* **Stored data**:
++++++++++
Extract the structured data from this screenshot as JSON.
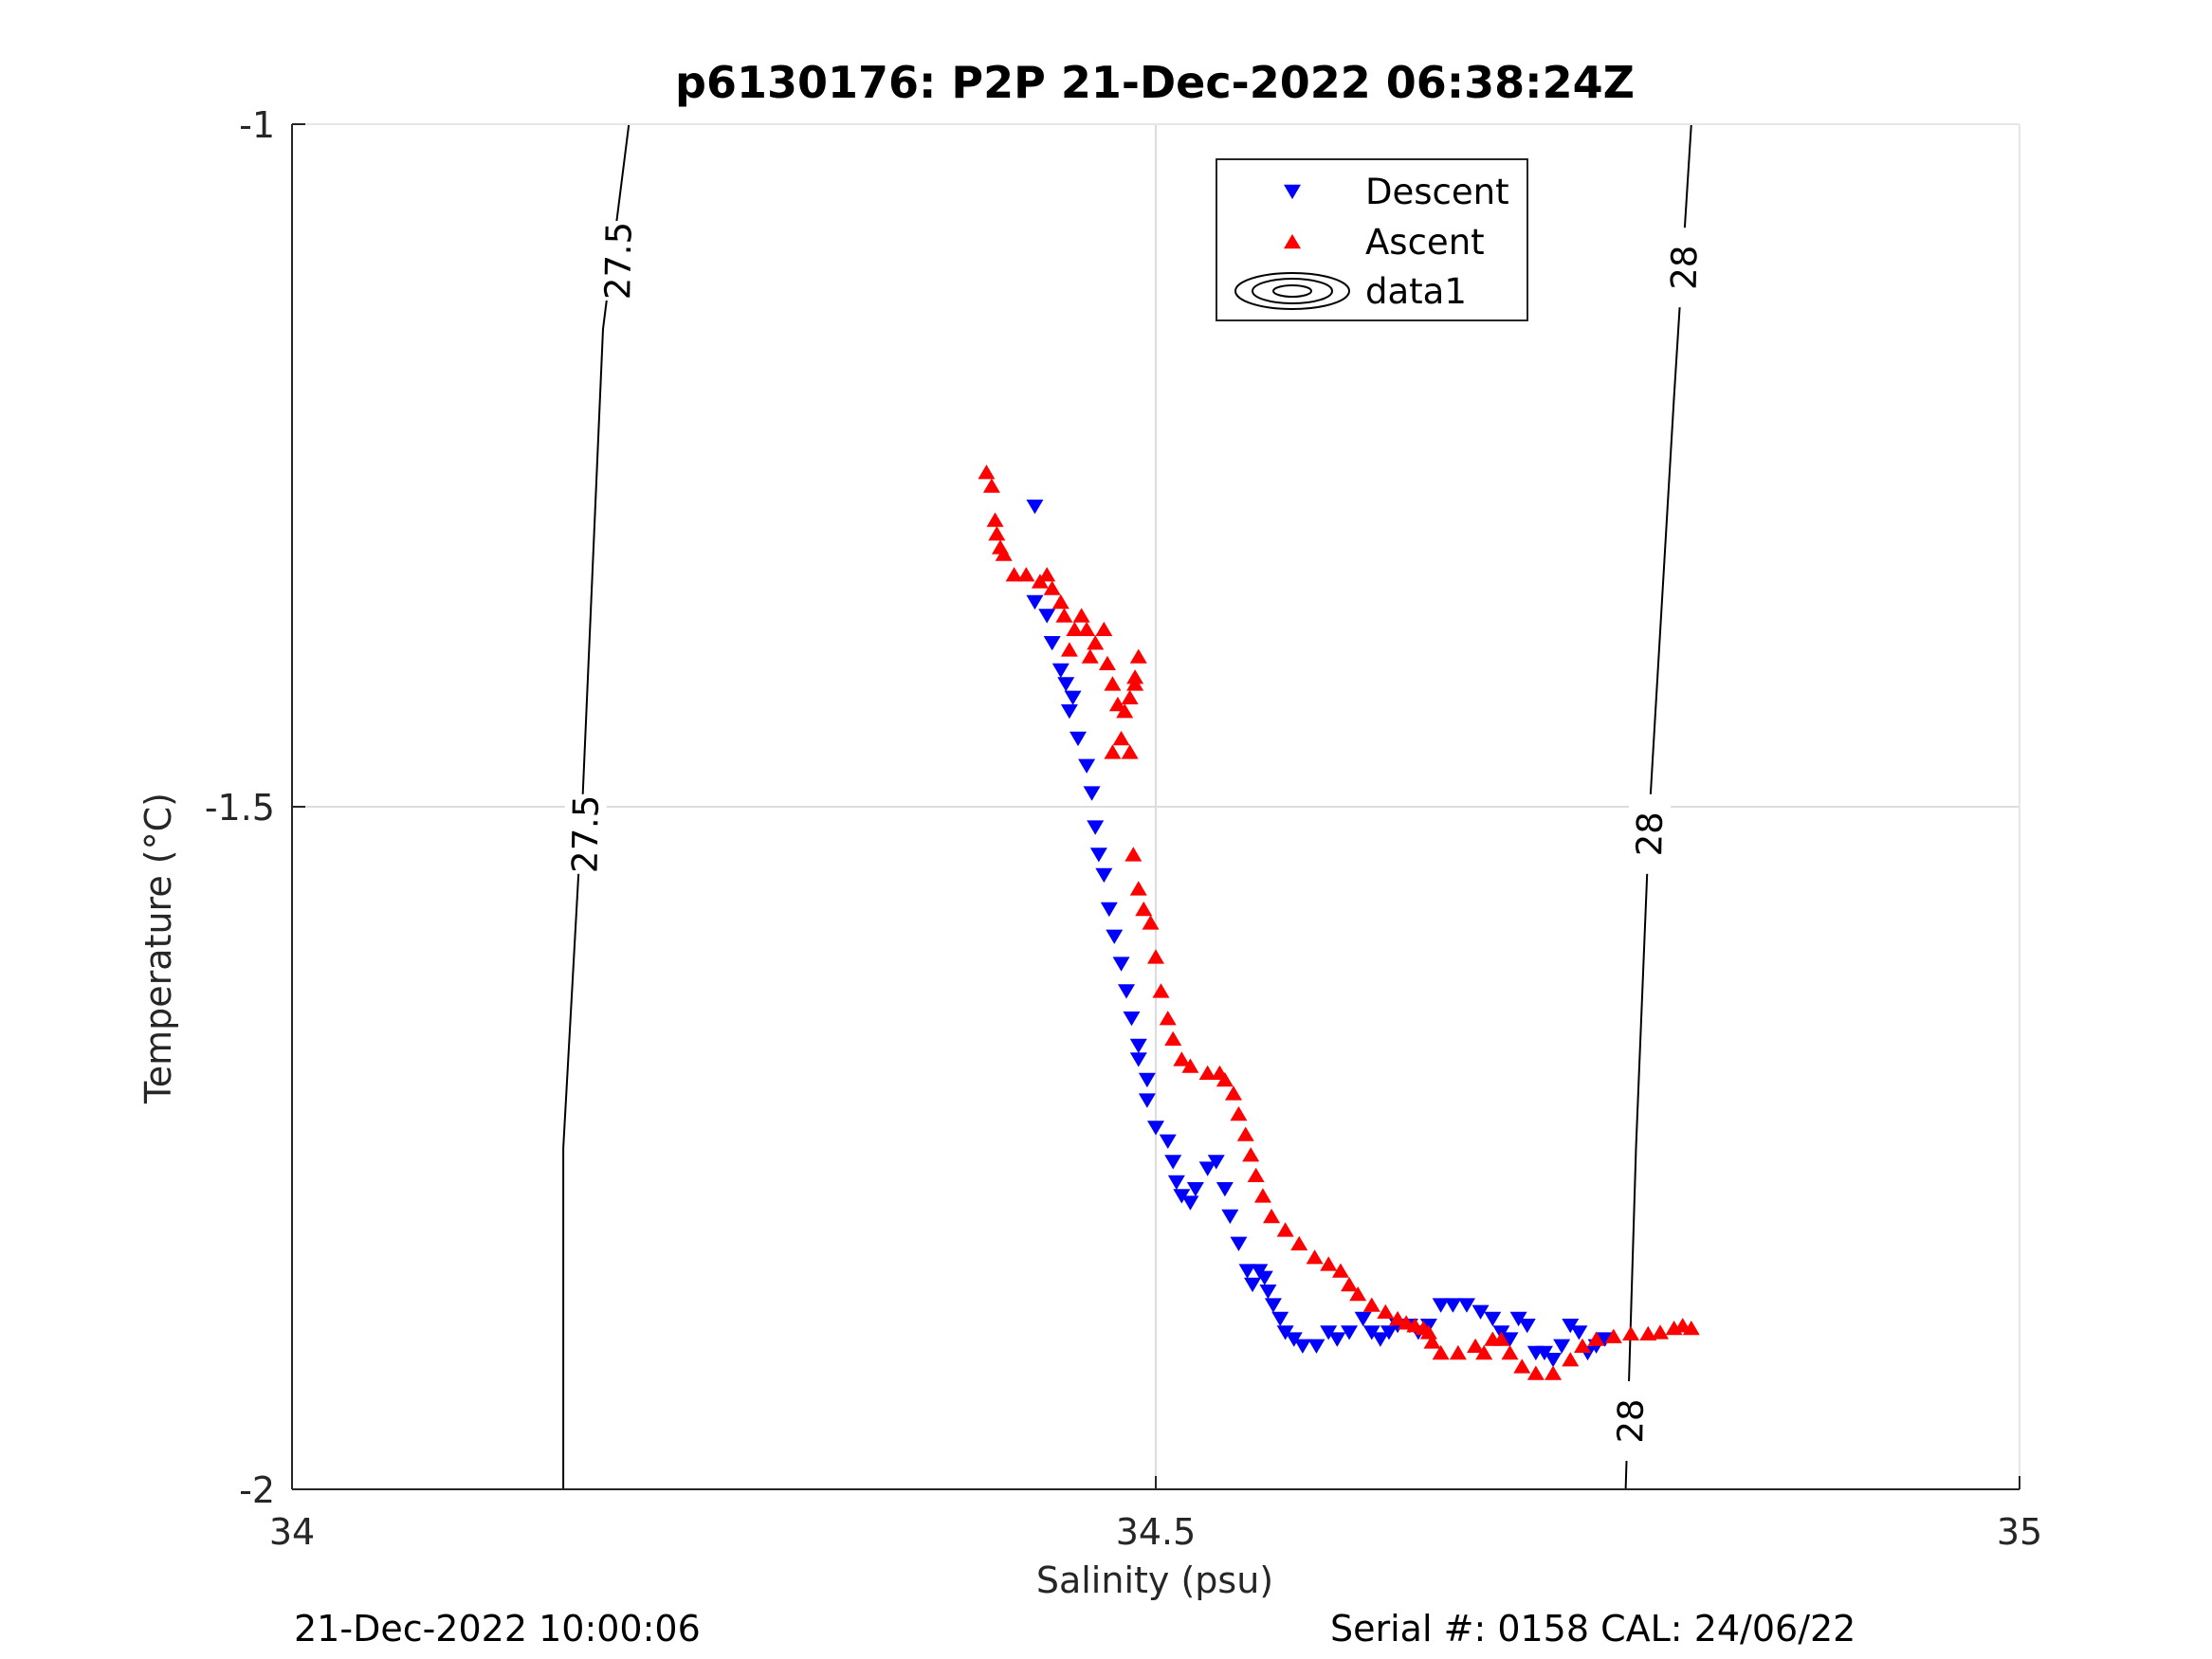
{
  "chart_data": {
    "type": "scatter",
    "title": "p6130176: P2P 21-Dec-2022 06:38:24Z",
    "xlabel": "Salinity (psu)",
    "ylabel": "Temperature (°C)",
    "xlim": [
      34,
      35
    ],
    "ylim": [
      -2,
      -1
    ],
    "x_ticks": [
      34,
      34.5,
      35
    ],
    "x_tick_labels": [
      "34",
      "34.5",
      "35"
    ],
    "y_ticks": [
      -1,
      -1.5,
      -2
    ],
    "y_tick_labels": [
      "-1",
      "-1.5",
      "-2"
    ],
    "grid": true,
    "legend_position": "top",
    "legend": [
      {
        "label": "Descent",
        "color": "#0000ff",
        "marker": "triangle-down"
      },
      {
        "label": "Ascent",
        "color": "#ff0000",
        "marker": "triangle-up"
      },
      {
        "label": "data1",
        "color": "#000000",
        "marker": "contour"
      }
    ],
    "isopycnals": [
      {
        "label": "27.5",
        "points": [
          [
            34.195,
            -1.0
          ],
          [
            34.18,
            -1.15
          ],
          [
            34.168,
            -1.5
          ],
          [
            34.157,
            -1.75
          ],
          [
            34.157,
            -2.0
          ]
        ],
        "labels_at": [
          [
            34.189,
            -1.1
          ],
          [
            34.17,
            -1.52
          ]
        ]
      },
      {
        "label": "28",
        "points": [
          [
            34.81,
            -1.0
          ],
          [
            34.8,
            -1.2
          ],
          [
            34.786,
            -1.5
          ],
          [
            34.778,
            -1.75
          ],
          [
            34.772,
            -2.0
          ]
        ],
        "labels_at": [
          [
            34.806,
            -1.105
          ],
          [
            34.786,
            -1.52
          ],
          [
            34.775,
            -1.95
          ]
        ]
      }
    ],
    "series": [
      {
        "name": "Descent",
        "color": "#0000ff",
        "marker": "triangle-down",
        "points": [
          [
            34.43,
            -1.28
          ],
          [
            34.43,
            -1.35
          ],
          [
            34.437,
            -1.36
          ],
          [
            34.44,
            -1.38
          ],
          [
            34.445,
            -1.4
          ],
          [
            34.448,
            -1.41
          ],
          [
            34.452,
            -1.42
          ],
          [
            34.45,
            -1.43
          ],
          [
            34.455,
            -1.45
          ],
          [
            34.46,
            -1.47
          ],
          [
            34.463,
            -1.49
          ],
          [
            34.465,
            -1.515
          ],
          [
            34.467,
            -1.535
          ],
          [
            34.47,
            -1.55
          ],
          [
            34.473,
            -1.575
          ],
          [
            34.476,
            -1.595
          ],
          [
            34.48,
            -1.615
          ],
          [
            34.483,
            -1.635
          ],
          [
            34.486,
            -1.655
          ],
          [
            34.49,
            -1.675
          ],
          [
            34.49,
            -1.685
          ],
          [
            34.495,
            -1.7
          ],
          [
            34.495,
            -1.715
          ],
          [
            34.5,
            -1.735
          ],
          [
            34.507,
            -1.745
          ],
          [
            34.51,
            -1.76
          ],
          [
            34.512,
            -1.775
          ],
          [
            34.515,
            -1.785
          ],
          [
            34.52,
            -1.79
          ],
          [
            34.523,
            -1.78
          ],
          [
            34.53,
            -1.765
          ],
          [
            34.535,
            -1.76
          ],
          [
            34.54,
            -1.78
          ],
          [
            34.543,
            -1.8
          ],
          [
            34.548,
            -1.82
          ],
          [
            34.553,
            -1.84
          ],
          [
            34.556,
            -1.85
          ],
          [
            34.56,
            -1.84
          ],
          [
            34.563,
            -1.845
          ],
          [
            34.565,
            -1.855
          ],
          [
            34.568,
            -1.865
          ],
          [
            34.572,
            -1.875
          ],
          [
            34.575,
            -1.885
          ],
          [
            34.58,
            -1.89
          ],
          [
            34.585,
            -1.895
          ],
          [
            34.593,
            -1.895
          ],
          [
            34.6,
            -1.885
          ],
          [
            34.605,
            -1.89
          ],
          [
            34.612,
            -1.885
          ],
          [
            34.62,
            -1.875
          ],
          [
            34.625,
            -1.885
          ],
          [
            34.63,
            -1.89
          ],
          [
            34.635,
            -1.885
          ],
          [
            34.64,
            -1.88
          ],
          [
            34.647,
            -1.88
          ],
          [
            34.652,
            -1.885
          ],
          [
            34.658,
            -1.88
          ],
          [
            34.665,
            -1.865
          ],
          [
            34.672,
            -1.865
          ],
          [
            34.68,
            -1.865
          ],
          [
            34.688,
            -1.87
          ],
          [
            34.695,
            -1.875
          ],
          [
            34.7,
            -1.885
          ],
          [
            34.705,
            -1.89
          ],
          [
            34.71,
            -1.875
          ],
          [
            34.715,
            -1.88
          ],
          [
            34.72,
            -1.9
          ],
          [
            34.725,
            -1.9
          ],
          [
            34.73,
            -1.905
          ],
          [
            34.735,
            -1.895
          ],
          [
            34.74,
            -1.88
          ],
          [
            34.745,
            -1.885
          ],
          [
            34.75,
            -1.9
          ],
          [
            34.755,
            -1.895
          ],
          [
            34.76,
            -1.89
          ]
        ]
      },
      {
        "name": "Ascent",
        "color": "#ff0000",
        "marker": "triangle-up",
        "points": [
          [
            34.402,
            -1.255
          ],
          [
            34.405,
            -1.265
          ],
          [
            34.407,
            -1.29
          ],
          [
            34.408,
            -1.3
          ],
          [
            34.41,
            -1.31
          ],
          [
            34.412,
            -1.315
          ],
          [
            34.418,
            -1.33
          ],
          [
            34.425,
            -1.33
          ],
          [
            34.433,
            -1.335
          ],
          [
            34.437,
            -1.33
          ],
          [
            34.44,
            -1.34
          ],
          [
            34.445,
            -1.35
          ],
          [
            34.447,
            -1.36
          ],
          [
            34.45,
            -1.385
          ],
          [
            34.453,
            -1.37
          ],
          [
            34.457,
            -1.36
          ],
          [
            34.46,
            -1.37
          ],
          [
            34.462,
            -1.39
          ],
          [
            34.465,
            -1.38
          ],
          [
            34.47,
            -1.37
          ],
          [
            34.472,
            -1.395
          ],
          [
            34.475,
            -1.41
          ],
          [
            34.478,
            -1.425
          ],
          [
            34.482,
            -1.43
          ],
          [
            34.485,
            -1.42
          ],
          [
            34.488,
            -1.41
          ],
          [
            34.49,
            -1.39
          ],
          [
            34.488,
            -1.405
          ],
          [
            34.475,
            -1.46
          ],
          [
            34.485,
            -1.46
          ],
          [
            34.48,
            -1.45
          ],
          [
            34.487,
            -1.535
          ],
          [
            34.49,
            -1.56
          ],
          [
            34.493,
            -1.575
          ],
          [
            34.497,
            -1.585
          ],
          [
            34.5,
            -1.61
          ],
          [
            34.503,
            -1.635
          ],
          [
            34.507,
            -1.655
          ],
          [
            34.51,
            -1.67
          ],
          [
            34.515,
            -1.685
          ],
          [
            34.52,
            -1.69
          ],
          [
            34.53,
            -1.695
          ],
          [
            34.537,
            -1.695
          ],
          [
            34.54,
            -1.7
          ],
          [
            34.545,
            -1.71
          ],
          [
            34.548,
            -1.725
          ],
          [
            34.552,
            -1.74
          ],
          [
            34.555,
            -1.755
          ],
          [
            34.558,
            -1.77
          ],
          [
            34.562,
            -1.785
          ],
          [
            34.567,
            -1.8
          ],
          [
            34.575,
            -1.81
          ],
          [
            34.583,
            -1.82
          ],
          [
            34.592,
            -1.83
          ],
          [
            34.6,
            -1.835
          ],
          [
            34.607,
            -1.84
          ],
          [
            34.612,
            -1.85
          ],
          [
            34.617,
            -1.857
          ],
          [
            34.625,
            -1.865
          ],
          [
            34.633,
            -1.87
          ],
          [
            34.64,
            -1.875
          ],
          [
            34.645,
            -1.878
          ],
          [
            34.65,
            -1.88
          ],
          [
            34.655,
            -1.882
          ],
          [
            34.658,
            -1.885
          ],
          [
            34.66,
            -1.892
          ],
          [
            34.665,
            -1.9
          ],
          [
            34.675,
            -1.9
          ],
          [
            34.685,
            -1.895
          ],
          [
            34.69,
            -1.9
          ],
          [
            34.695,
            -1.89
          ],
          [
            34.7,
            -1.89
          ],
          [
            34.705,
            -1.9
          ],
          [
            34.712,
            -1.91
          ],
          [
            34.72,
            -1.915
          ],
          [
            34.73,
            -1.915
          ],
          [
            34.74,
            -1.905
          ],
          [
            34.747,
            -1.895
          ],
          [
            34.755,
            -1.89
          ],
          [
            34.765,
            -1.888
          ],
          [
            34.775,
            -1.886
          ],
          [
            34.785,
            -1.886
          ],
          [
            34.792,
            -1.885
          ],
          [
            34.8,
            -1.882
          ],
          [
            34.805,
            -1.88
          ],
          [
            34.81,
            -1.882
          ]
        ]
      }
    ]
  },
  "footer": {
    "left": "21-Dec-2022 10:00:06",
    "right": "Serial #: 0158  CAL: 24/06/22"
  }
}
++++++++++
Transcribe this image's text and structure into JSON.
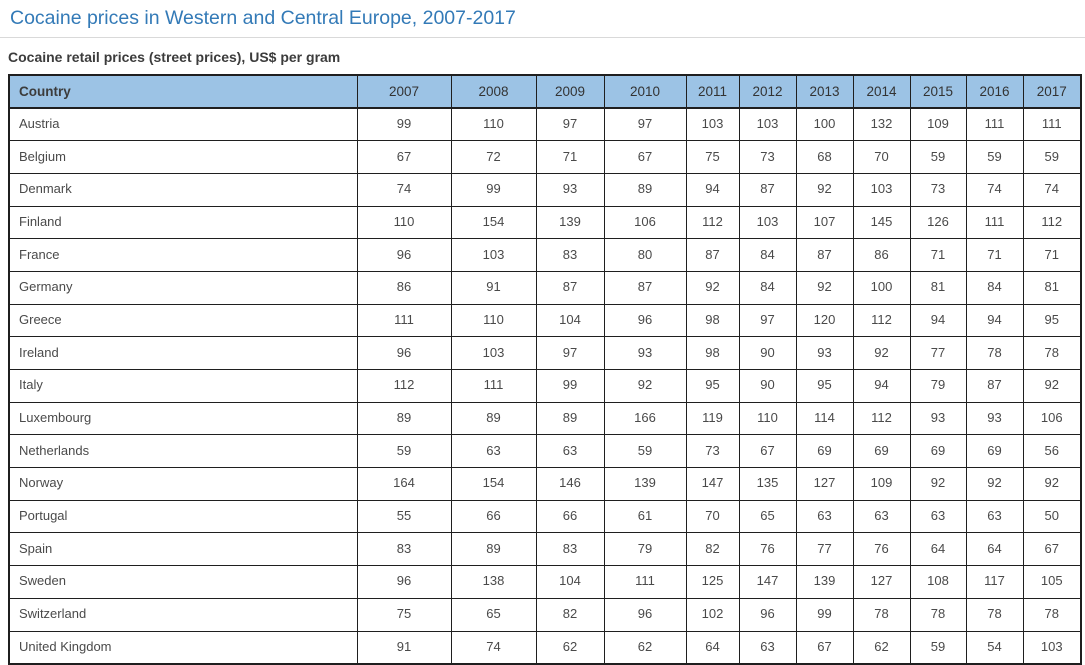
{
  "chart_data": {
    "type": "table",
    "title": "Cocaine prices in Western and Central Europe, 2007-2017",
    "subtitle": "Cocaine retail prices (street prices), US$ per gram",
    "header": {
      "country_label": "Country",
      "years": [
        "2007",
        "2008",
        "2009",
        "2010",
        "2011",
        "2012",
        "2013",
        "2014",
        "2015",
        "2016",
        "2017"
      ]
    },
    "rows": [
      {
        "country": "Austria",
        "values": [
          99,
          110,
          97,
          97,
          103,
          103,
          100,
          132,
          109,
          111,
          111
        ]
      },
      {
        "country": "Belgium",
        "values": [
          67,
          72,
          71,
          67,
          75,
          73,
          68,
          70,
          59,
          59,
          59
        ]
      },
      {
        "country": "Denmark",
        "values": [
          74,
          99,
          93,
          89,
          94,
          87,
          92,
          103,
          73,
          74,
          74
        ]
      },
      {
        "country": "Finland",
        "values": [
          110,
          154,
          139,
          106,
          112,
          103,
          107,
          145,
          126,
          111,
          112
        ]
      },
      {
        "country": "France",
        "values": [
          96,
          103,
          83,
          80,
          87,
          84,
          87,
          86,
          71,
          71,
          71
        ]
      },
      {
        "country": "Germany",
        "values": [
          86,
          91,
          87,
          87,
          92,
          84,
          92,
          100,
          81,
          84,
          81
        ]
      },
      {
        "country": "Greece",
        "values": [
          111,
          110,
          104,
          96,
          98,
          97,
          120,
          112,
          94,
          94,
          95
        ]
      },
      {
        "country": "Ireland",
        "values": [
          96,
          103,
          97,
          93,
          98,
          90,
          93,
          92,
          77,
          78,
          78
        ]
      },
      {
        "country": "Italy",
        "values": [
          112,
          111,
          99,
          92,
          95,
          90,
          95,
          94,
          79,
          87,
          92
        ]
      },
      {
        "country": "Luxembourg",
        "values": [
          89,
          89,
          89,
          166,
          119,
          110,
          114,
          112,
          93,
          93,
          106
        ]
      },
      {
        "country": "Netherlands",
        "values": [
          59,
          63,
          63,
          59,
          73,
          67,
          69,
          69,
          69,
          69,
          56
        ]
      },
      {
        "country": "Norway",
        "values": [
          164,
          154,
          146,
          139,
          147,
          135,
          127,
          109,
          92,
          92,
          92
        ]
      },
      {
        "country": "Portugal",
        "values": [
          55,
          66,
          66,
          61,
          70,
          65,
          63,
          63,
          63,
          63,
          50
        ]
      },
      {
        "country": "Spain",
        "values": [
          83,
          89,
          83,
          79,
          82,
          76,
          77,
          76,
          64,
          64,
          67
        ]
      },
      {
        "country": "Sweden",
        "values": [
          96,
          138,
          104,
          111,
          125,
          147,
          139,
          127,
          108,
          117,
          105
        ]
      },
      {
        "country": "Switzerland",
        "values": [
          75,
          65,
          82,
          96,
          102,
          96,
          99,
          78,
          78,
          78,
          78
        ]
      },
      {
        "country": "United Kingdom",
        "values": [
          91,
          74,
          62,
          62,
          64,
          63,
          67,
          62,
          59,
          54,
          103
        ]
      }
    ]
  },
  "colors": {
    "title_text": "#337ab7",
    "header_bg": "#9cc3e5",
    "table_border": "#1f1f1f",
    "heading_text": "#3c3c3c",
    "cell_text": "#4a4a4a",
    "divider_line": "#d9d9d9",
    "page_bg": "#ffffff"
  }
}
++++++++++
Of the lines in the records, how many contain the word "Cocaine"? Answer with the number and nothing else.

2